_OBJECTIVE:_ Filter the data for lines with the word "this", then copy every line so identified.

_Extracts from a graphics dataset:_

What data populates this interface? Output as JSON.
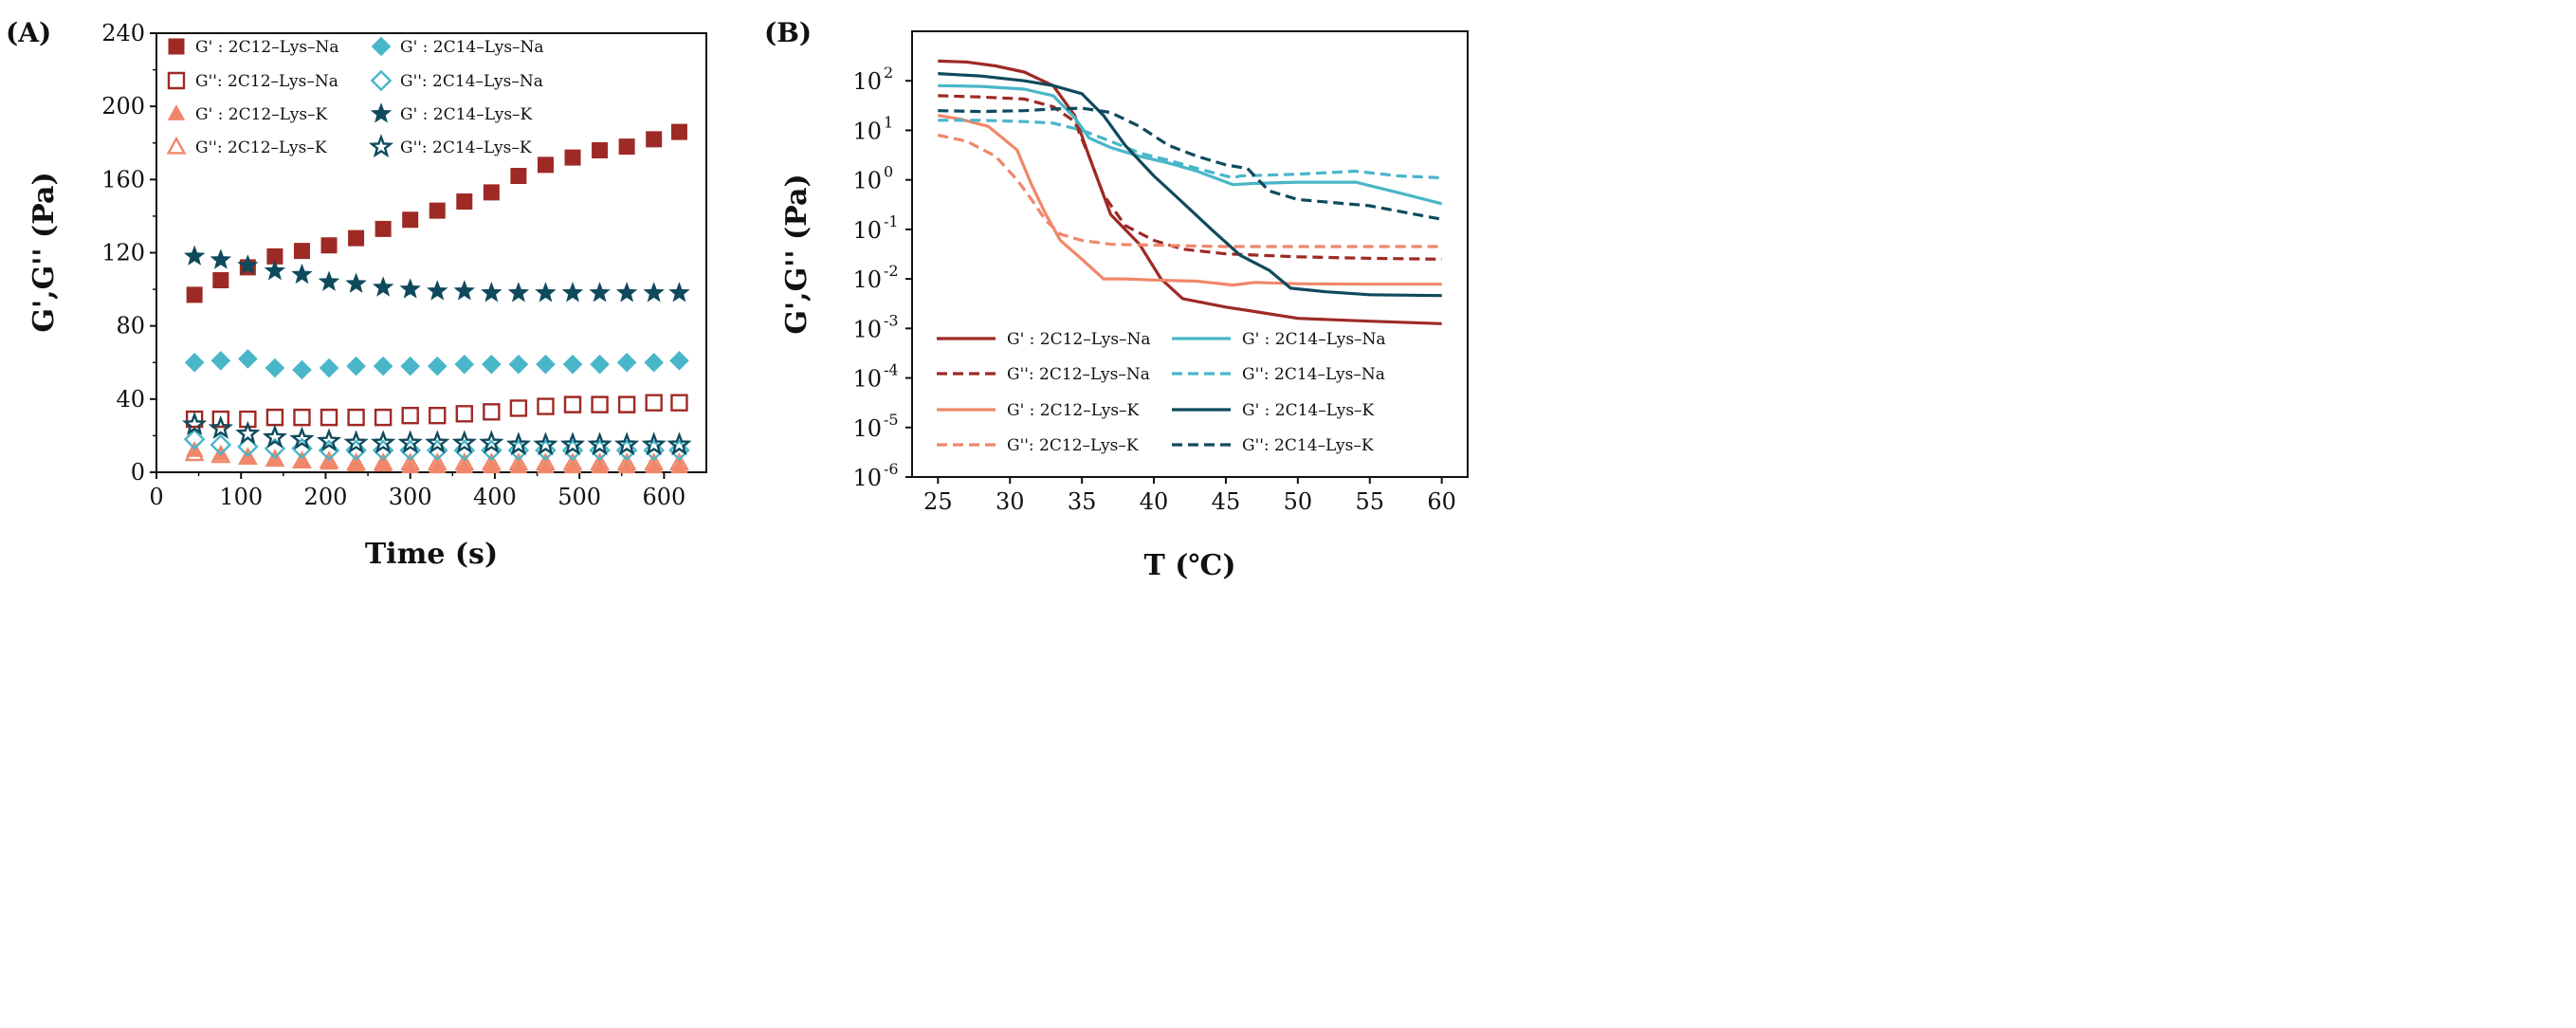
{
  "colors": {
    "dark_red": "#9e2a25",
    "salmon": "#f0876a",
    "light_blue": "#49b6c9",
    "dark_teal": "#0f4a5c"
  },
  "chart_data": [
    {
      "panel_label": "(A)",
      "type": "scatter",
      "xlabel": "Time (s)",
      "ylabel": "G',G'' (Pa)",
      "xlim": [
        0,
        650
      ],
      "ylim": [
        0,
        240
      ],
      "xticks": [
        0,
        100,
        200,
        300,
        400,
        500,
        600
      ],
      "yticks": [
        0,
        40,
        80,
        120,
        160,
        200,
        240
      ],
      "legend_position": "top-left",
      "x": [
        45,
        76,
        108,
        140,
        172,
        204,
        236,
        268,
        300,
        332,
        364,
        396,
        428,
        460,
        492,
        524,
        556,
        588,
        618
      ],
      "series": [
        {
          "name": "G' : 2C12–Lys–Na",
          "marker": "square",
          "filled": true,
          "color": "#9e2a25",
          "values": [
            97,
            105,
            112,
            118,
            121,
            124,
            128,
            133,
            138,
            143,
            148,
            153,
            162,
            168,
            172,
            176,
            178,
            182,
            186
          ]
        },
        {
          "name": "G'': 2C12–Lys–Na",
          "marker": "square",
          "filled": false,
          "color": "#9e2a25",
          "values": [
            29,
            29,
            29,
            30,
            30,
            30,
            30,
            30,
            31,
            31,
            32,
            33,
            35,
            36,
            37,
            37,
            37,
            38,
            38
          ]
        },
        {
          "name": "G' : 2C12–Lys–K",
          "marker": "triangle",
          "filled": true,
          "color": "#f0876a",
          "values": [
            12,
            10,
            8,
            7,
            6,
            5,
            4,
            4,
            3,
            3,
            3,
            3,
            3,
            3,
            3,
            3,
            3,
            3,
            3
          ]
        },
        {
          "name": "G'': 2C12–Lys–K",
          "marker": "triangle",
          "filled": false,
          "color": "#f0876a",
          "values": [
            10,
            9,
            8,
            7,
            6,
            6,
            5,
            5,
            5,
            5,
            5,
            5,
            5,
            5,
            5,
            5,
            5,
            5,
            5
          ]
        },
        {
          "name": "G' : 2C14–Lys–Na",
          "marker": "diamond",
          "filled": true,
          "color": "#49b6c9",
          "values": [
            60,
            61,
            62,
            57,
            56,
            57,
            58,
            58,
            58,
            58,
            59,
            59,
            59,
            59,
            59,
            59,
            60,
            60,
            61
          ]
        },
        {
          "name": "G'': 2C14–Lys–Na",
          "marker": "diamond",
          "filled": false,
          "color": "#49b6c9",
          "values": [
            18,
            15,
            14,
            13,
            13,
            12,
            12,
            12,
            12,
            12,
            12,
            12,
            12,
            12,
            12,
            12,
            12,
            12,
            12
          ]
        },
        {
          "name": "G' : 2C14–Lys–K",
          "marker": "star",
          "filled": true,
          "color": "#0f4a5c",
          "values": [
            118,
            116,
            113,
            110,
            108,
            104,
            103,
            101,
            100,
            99,
            99,
            98,
            98,
            98,
            98,
            98,
            98,
            98,
            98
          ]
        },
        {
          "name": "G'': 2C14–Lys–K",
          "marker": "star",
          "filled": false,
          "color": "#0f4a5c",
          "values": [
            26,
            24,
            21,
            19,
            18,
            17,
            16,
            16,
            16,
            16,
            16,
            16,
            15,
            15,
            15,
            15,
            15,
            15,
            15
          ]
        }
      ]
    },
    {
      "panel_label": "(B)",
      "type": "line",
      "xlabel": "T (℃)",
      "ylabel": "G',G'' (Pa)",
      "xlim": [
        23.2,
        61.8
      ],
      "ylim": [
        1e-06,
        1000
      ],
      "yscale": "log",
      "xticks": [
        25,
        30,
        35,
        40,
        45,
        50,
        55,
        60
      ],
      "ytick_bases": [
        "10",
        "10",
        "10",
        "10",
        "10",
        "10",
        "10",
        "10",
        "10"
      ],
      "ytick_exponents": [
        "-6",
        "-5",
        "-4",
        "-3",
        "-2",
        "-1",
        "0",
        "1",
        "2"
      ],
      "legend_position": "bottom",
      "series": [
        {
          "name": "G' : 2C12–Lys–Na",
          "dashed": false,
          "color": "#9e2a25",
          "x": [
            25,
            27,
            29,
            31,
            33,
            34.5,
            35.5,
            37,
            39,
            40.5,
            42,
            43,
            45,
            47,
            50,
            55,
            60
          ],
          "y": [
            250,
            240,
            200,
            150,
            80,
            20,
            3,
            0.2,
            0.05,
            0.01,
            0.004,
            0.0035,
            0.0027,
            0.0022,
            0.0016,
            0.0014,
            0.00125
          ]
        },
        {
          "name": "G'': 2C12–Lys–Na",
          "dashed": true,
          "color": "#9e2a25",
          "x": [
            25,
            28,
            31,
            33,
            34.5,
            35.5,
            36.5,
            38,
            40,
            42,
            45,
            50,
            55,
            60
          ],
          "y": [
            50,
            47,
            43,
            30,
            15,
            3,
            0.5,
            0.12,
            0.06,
            0.04,
            0.032,
            0.028,
            0.026,
            0.025
          ]
        },
        {
          "name": "G' : 2C12–Lys–K",
          "dashed": false,
          "color": "#f0876a",
          "x": [
            25,
            26.5,
            28.5,
            30.5,
            31.5,
            32.5,
            33.5,
            35,
            36.5,
            38,
            40,
            43,
            45.5,
            47,
            50,
            55,
            60
          ],
          "y": [
            20,
            17,
            12,
            4,
            0.8,
            0.2,
            0.06,
            0.025,
            0.01,
            0.01,
            0.0095,
            0.009,
            0.0075,
            0.0085,
            0.008,
            0.0078,
            0.0078
          ]
        },
        {
          "name": "G'': 2C12–Lys–K",
          "dashed": true,
          "color": "#f0876a",
          "x": [
            25,
            27,
            29,
            30.5,
            31.5,
            32.5,
            33.5,
            35,
            37,
            40,
            45,
            50,
            55,
            60
          ],
          "y": [
            8,
            6,
            3,
            1,
            0.4,
            0.15,
            0.08,
            0.06,
            0.05,
            0.048,
            0.045,
            0.045,
            0.045,
            0.045
          ]
        },
        {
          "name": "G' : 2C14–Lys–Na",
          "dashed": false,
          "color": "#49b6c9",
          "x": [
            25,
            28,
            31,
            33,
            34.5,
            35.5,
            37,
            39,
            41,
            43,
            45.5,
            47,
            50,
            54,
            57,
            60
          ],
          "y": [
            80,
            77,
            68,
            50,
            18,
            7,
            4.5,
            3,
            2.2,
            1.5,
            0.8,
            0.85,
            0.9,
            0.9,
            0.55,
            0.33
          ]
        },
        {
          "name": "G'': 2C14–Lys–Na",
          "dashed": true,
          "color": "#49b6c9",
          "x": [
            25,
            28,
            31,
            33,
            35,
            37,
            39,
            41,
            43,
            45.5,
            46,
            50,
            54,
            57,
            60
          ],
          "y": [
            16,
            16,
            15,
            14,
            10,
            6,
            3.5,
            2.5,
            1.7,
            1.1,
            1.2,
            1.3,
            1.5,
            1.2,
            1.1
          ]
        },
        {
          "name": "G' : 2C14–Lys–K",
          "dashed": false,
          "color": "#0f4a5c",
          "x": [
            25,
            28,
            31,
            33,
            35,
            36.5,
            38,
            40,
            42,
            44,
            46,
            48,
            49.5,
            52,
            55,
            60
          ],
          "y": [
            140,
            125,
            100,
            80,
            55,
            20,
            5,
            1.2,
            0.35,
            0.1,
            0.03,
            0.015,
            0.0065,
            0.0055,
            0.0048,
            0.0046
          ]
        },
        {
          "name": "G'': 2C14–Lys–K",
          "dashed": true,
          "color": "#0f4a5c",
          "x": [
            25,
            28,
            31,
            33,
            35,
            37,
            39,
            41,
            43,
            45,
            46.5,
            48,
            50,
            55,
            60
          ],
          "y": [
            25,
            24,
            25,
            27,
            28,
            23,
            12,
            5,
            3,
            2,
            1.7,
            0.6,
            0.4,
            0.3,
            0.16
          ]
        }
      ]
    }
  ]
}
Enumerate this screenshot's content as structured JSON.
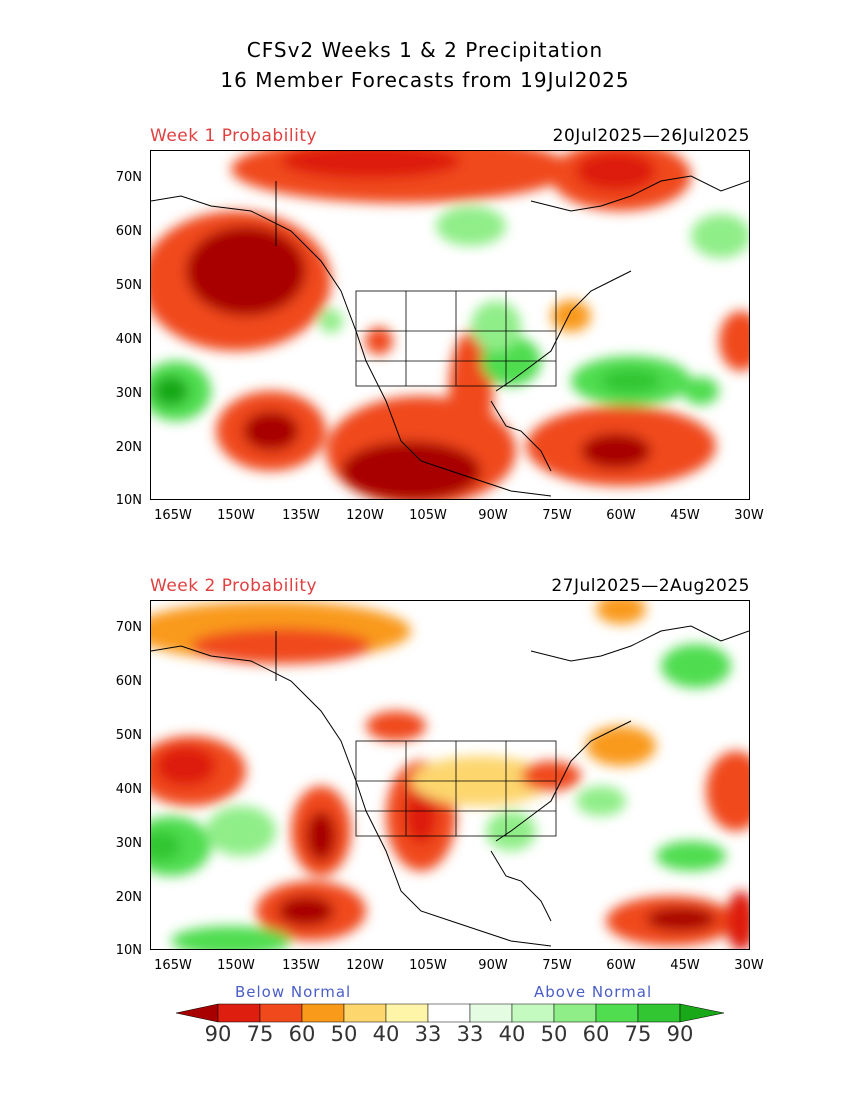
{
  "header": {
    "title_line1": "CFSv2 Weeks 1 & 2 Precipitation",
    "title_line2": "16 Member Forecasts from 19Jul2025"
  },
  "panels": [
    {
      "label": "Week 1 Probability",
      "dates": "20Jul2025—26Jul2025"
    },
    {
      "label": "Week 2 Probability",
      "dates": "27Jul2025—2Aug2025"
    }
  ],
  "axes": {
    "lat_labels": [
      "70N",
      "60N",
      "50N",
      "40N",
      "30N",
      "20N",
      "10N"
    ],
    "lon_labels": [
      "165W",
      "150W",
      "135W",
      "120W",
      "105W",
      "90W",
      "75W",
      "60W",
      "45W",
      "30W"
    ]
  },
  "legend": {
    "below_label": "Below Normal",
    "above_label": "Above Normal",
    "values": [
      "90",
      "75",
      "60",
      "50",
      "40",
      "33",
      "33",
      "40",
      "50",
      "60",
      "75",
      "90"
    ],
    "colors": [
      "#a80000",
      "#de1f10",
      "#f04a1c",
      "#f99a1a",
      "#fdd66e",
      "#fff5a8",
      "#ffffff",
      "#e4fde2",
      "#c4fac0",
      "#90ee88",
      "#50dd50",
      "#33c633",
      "#18a818"
    ]
  }
}
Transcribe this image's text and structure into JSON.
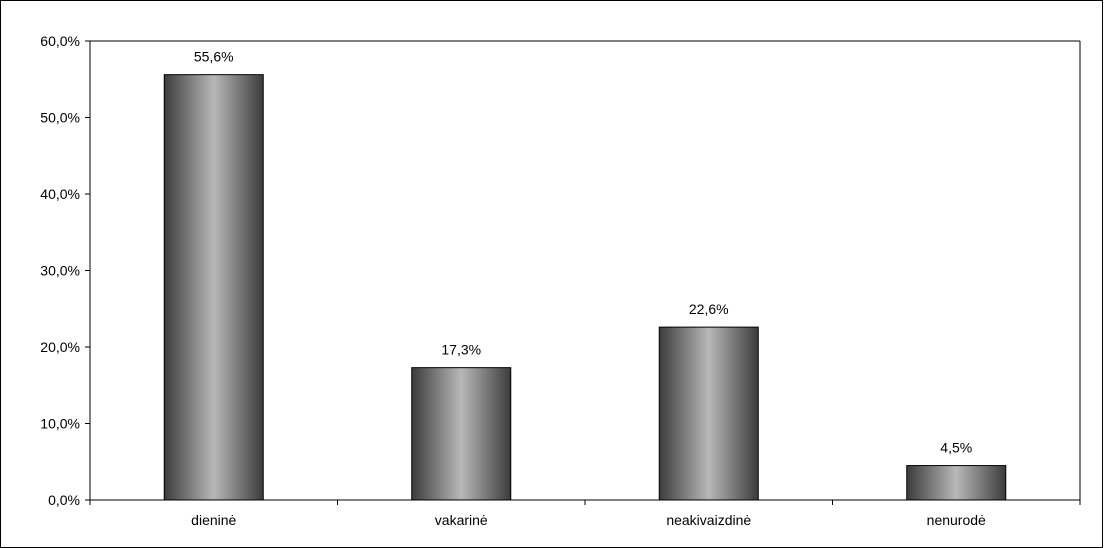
{
  "chart_data": {
    "type": "bar",
    "title": "",
    "xlabel": "",
    "ylabel": "",
    "categories": [
      "dieninė",
      "vakarinė",
      "neakivaizdinė",
      "nenurodė"
    ],
    "values": [
      55.6,
      17.3,
      22.6,
      4.5
    ],
    "data_labels": [
      "55,6%",
      "17,3%",
      "22,6%",
      "4,5%"
    ],
    "ylim": [
      0,
      60
    ],
    "y_ticks": [
      0,
      10,
      20,
      30,
      40,
      50,
      60
    ],
    "y_tick_labels": [
      "0,0%",
      "10,0%",
      "20,0%",
      "30,0%",
      "40,0%",
      "50,0%",
      "60,0%"
    ],
    "grid": false,
    "legend": "none",
    "colors": {
      "bar_dark": "#3c3c3c",
      "bar_light": "#b8b8b8",
      "axis": "#000000",
      "frame": "#000000"
    }
  }
}
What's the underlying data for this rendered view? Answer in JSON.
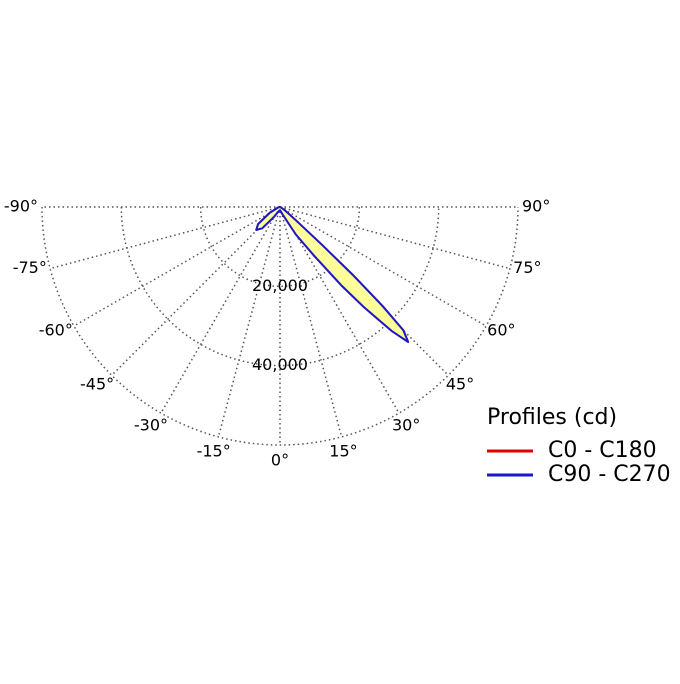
{
  "chart_data": {
    "type": "polar",
    "theta_ticks": [
      {
        "value": -90,
        "label": "-90°"
      },
      {
        "value": -75,
        "label": "-75°"
      },
      {
        "value": -60,
        "label": "-60°"
      },
      {
        "value": -45,
        "label": "-45°"
      },
      {
        "value": -30,
        "label": "-30°"
      },
      {
        "value": -15,
        "label": "-15°"
      },
      {
        "value": 0,
        "label": "0°"
      },
      {
        "value": 15,
        "label": "15°"
      },
      {
        "value": 30,
        "label": "30°"
      },
      {
        "value": 45,
        "label": "45°"
      },
      {
        "value": 60,
        "label": "60°"
      },
      {
        "value": 75,
        "label": "75°"
      },
      {
        "value": 90,
        "label": "90°"
      }
    ],
    "rlim": [
      0,
      60000
    ],
    "rticks": [
      {
        "value": 20000,
        "label": "20,000"
      },
      {
        "value": 40000,
        "label": "40,000"
      }
    ],
    "grid": true,
    "legend_title": "Profiles (cd)",
    "x": [
      -90,
      -75,
      -60,
      -52,
      -46,
      -40,
      -32,
      -20,
      0,
      20,
      30,
      35,
      38,
      40,
      42,
      43.5,
      45,
      46,
      47,
      48,
      50,
      55,
      60,
      75,
      90
    ],
    "series": [
      {
        "name": "C0 - C180",
        "color": "#e00000",
        "fill": null,
        "values": [
          0,
          500,
          3000,
          7000,
          8300,
          7000,
          3000,
          1200,
          800,
          2000,
          8000,
          15000,
          25000,
          33000,
          42000,
          46900,
          44000,
          36000,
          25000,
          14000,
          5000,
          1500,
          500,
          0,
          0
        ]
      },
      {
        "name": "C90 - C270",
        "color": "#1a1acc",
        "fill": "#ffff99",
        "values": [
          0,
          500,
          3000,
          7000,
          8300,
          7000,
          3000,
          1200,
          800,
          2000,
          8000,
          15000,
          25000,
          33000,
          42000,
          46900,
          44000,
          36000,
          25000,
          14000,
          5000,
          1500,
          500,
          0,
          0
        ]
      }
    ]
  }
}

_IN RESPONSE:_
What data populates this interface? Output as JSON.
Enumerate this screenshot's content as structured JSON.
Transcribe this image's text and structure into JSON.
What's the underlying data for this rendered view? Answer in JSON.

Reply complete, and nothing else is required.